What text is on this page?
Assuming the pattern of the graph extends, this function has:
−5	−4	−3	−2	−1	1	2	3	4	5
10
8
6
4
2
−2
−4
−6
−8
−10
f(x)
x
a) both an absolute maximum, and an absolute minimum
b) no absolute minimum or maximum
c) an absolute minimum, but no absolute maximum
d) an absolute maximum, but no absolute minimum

━━━━

- The exercise -
Reproduce the records in full, exactly as written.

- Worked solution -
What text is on this page?
Assuming the pattern of the graph extends, this function has:
−5	−4	−3	−2	−1	1	2	3	4	5
10
8
6
4
2
−2
−4
−6
−8
−10
f(x)
x
a) both an absolute maximum, and an absolute minimum
b) no absolute minimum or maximum
c) an absolute minimum, but no absolute maximum
d) an absolute maximum, but no absolute minimum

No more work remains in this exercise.